• TO BE DONE:
Gather the lines from the material that contain "digunakan".
....
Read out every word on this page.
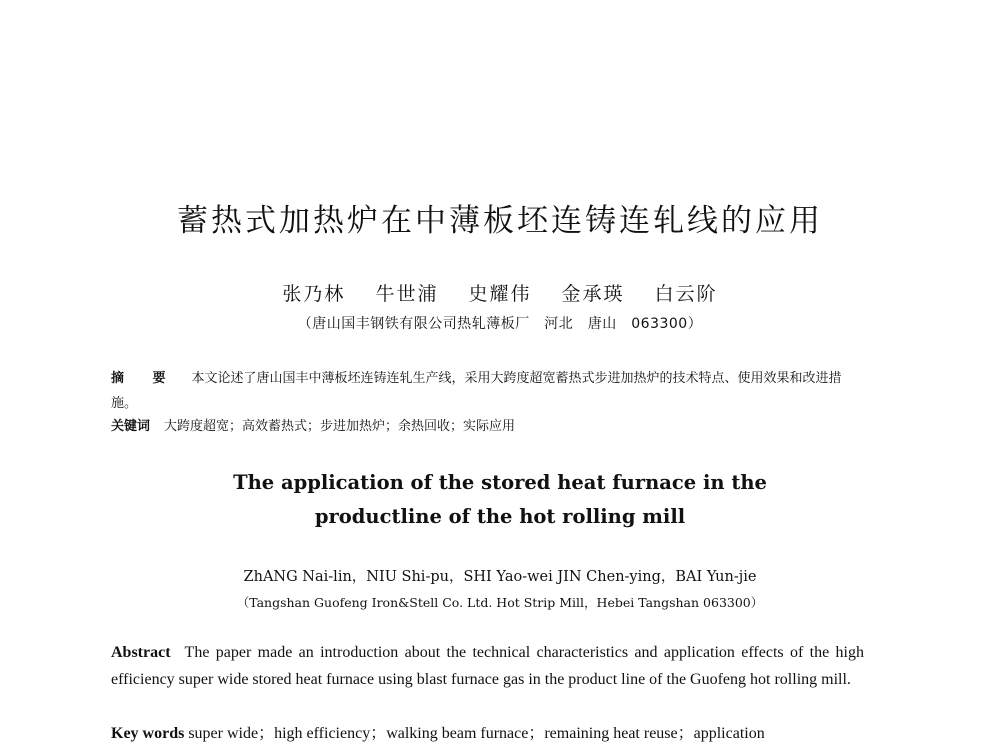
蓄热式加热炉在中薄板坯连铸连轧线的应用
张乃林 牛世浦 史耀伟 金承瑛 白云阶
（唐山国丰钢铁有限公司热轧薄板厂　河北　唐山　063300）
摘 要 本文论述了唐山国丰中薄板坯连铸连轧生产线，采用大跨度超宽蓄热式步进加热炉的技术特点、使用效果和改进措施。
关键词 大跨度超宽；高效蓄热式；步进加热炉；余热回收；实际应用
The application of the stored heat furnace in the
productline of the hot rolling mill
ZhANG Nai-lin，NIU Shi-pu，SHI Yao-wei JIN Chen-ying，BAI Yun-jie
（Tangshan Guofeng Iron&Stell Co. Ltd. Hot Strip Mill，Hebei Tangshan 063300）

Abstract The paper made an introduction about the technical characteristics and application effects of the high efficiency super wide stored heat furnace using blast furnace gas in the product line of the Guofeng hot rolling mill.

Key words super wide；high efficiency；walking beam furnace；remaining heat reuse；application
....
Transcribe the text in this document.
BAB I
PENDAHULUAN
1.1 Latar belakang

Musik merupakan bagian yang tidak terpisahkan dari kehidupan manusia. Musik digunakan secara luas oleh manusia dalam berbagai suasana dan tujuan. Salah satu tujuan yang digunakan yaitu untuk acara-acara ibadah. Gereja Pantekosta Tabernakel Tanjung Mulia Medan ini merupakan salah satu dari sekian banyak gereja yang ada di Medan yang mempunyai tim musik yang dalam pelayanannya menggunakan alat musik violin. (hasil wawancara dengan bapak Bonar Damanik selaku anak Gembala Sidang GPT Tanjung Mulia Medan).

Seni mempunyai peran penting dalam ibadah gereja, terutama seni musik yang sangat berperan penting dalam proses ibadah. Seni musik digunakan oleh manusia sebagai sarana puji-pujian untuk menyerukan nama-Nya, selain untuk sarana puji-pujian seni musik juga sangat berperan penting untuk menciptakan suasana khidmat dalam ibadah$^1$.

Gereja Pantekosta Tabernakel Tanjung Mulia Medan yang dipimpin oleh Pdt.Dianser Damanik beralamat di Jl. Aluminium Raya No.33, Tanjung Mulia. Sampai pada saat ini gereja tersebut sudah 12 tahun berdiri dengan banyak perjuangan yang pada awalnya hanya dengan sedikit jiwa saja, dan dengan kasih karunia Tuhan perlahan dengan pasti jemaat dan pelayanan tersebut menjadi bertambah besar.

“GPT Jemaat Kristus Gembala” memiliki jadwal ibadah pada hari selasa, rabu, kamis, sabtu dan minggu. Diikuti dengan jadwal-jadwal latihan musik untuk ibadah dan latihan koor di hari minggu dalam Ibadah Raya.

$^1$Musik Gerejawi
....
• PROBLEM SOLUTION:
Musik merupakan bagian yang tidak terpisahkan dari kehidupan manusia. Musik digunakan secara luas oleh manusia dalam berbagai suasana dan tujuan. Salah satu tujuan yang digunakan yaitu untuk acara-acara ibadah. Gereja Pantekosta Tabernakel Tanjung Mulia Medan ini merupakan salah satu dari sekian banyak gereja yang ada di Medan yang mempunyai tim musik yang dalam pelayanannya menggunakan alat musik violin. (hasil wawancara dengan bapak Bonar Damanik selaku anak Gembala Sidang GPT Tanjung Mulia Medan).
Seni mempunyai peran penting dalam ibadah gereja, terutama seni musik yang sangat berperan penting dalam proses ibadah. Seni musik digunakan oleh manusia sebagai sarana puji-pujian untuk menyerukan nama-Nya, selain untuk sarana puji-pujian seni musik juga sangat berperan penting untuk menciptakan suasana khidmat dalam ibadah$^1$.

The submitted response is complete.